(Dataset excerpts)
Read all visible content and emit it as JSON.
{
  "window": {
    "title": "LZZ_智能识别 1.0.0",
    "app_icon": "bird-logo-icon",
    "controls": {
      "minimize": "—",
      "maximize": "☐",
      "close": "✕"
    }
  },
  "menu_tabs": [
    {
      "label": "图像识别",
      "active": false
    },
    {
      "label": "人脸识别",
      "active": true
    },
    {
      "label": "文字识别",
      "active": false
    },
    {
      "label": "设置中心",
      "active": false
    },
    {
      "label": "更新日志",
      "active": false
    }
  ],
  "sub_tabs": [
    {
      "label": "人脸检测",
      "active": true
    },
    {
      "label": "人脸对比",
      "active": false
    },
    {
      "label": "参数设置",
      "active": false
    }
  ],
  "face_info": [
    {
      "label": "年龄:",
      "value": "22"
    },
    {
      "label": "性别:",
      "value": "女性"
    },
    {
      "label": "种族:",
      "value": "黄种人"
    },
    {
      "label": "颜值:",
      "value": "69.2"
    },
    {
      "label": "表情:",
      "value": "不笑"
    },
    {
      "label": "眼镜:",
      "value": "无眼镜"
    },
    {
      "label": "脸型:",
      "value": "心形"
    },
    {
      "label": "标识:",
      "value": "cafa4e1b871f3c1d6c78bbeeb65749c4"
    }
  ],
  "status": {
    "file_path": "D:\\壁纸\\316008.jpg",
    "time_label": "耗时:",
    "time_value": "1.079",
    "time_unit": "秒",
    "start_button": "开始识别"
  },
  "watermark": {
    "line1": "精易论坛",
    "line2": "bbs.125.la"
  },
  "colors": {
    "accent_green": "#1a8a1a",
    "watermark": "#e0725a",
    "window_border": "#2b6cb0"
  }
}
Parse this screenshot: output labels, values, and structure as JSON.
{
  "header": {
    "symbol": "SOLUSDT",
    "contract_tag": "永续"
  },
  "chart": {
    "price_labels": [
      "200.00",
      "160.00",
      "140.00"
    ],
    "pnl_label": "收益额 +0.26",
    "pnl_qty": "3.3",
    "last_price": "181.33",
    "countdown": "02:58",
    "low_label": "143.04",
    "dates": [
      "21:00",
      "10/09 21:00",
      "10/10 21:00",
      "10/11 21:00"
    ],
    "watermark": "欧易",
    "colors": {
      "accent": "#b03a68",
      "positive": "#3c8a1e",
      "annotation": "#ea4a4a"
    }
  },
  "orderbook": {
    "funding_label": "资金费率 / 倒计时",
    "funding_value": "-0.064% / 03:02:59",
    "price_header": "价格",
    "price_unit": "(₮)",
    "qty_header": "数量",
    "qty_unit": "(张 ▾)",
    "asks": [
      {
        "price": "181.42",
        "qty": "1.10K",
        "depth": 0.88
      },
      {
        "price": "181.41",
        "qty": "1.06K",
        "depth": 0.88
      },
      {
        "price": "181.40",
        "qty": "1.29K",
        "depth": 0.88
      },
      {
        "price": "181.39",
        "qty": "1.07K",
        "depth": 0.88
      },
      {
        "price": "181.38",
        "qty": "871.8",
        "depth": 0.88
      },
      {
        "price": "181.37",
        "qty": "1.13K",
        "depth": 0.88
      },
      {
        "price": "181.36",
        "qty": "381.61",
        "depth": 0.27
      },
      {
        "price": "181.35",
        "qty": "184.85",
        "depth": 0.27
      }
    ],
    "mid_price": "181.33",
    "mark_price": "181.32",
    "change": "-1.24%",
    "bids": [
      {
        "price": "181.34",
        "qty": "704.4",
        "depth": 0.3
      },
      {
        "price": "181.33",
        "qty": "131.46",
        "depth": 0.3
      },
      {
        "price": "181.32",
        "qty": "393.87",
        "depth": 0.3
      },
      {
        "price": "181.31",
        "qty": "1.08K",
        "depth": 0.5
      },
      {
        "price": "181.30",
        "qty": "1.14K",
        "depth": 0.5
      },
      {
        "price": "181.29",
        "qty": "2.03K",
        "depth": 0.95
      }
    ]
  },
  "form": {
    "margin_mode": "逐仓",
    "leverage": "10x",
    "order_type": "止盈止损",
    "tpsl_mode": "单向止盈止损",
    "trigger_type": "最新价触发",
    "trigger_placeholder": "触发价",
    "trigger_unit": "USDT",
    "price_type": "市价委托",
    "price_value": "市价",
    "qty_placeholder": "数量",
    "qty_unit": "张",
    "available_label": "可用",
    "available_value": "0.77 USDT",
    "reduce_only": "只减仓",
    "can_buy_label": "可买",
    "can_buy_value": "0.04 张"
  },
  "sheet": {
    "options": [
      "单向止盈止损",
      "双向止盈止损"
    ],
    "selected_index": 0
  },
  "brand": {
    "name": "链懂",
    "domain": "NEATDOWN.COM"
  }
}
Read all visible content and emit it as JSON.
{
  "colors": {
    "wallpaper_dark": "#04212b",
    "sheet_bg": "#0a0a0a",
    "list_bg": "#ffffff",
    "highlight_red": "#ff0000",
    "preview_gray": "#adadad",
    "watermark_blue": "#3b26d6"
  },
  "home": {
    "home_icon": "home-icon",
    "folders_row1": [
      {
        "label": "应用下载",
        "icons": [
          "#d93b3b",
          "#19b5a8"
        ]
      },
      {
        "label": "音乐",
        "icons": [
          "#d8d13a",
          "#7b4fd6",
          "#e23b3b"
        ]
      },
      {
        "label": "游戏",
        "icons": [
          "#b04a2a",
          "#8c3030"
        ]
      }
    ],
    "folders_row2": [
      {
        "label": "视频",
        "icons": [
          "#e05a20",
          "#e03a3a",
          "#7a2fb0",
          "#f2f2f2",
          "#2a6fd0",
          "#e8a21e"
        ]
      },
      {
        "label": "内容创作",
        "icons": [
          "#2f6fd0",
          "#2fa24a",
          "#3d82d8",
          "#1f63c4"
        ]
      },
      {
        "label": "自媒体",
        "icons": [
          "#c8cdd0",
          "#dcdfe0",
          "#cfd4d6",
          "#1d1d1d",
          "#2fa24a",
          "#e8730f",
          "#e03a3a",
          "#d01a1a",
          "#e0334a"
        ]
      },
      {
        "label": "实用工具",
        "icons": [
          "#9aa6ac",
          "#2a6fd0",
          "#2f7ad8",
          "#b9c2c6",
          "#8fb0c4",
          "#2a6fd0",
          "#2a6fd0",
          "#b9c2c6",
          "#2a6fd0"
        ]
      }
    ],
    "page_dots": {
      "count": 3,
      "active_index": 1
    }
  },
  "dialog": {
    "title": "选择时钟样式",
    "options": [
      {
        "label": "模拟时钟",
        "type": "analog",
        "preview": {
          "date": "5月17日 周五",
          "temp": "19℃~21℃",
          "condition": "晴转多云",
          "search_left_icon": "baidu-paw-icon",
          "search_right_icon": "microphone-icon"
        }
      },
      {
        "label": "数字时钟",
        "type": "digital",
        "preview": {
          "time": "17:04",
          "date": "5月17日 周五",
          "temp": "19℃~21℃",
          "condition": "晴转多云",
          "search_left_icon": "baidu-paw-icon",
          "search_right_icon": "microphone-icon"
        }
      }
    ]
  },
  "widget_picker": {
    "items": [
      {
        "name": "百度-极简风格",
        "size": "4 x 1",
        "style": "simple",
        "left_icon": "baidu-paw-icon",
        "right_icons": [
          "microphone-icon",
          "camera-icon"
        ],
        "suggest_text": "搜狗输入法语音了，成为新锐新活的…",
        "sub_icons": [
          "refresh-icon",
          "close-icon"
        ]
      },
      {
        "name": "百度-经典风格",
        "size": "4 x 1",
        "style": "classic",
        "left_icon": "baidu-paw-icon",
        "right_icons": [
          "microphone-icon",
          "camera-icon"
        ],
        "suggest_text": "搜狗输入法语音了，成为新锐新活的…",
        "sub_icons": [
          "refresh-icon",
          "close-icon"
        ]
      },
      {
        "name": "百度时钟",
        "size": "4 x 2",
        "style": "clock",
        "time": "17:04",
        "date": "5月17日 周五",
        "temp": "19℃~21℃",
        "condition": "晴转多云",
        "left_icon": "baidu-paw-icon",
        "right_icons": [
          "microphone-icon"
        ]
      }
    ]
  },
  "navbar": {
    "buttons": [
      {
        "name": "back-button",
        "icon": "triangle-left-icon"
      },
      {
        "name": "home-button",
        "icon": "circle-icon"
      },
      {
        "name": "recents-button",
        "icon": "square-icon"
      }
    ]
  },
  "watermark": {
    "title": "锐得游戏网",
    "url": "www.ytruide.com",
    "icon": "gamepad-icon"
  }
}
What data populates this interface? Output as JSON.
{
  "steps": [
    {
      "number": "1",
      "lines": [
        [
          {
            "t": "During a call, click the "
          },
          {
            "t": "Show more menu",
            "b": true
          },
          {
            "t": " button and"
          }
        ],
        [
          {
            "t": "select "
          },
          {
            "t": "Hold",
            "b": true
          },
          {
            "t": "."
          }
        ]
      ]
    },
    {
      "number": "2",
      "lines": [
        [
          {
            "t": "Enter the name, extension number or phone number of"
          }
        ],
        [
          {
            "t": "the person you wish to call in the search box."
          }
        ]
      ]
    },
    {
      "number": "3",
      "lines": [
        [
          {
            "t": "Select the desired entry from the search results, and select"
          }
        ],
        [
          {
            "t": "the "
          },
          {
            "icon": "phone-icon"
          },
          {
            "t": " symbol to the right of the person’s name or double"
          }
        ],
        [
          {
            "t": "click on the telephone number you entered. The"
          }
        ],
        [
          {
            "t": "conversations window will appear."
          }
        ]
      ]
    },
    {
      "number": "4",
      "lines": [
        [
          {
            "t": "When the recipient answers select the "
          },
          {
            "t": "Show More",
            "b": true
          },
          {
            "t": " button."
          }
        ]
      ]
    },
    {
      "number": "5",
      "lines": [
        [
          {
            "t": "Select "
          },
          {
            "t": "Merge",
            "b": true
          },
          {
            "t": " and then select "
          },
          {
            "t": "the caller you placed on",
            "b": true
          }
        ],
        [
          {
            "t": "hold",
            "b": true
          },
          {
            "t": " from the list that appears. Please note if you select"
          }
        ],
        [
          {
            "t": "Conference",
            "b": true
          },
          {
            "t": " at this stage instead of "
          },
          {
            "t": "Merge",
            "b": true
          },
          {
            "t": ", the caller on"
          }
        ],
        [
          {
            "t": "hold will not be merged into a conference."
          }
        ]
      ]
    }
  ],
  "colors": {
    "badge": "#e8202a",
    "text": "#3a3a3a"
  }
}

_SHORT TASK_
Scan the material line by line and report each one that contains "title".

_CORRECT RESULT_
    "title": "LZZ_智能识别 1.0.0",
    "title": "选择时钟样式",
    "title": "锐得游戏网",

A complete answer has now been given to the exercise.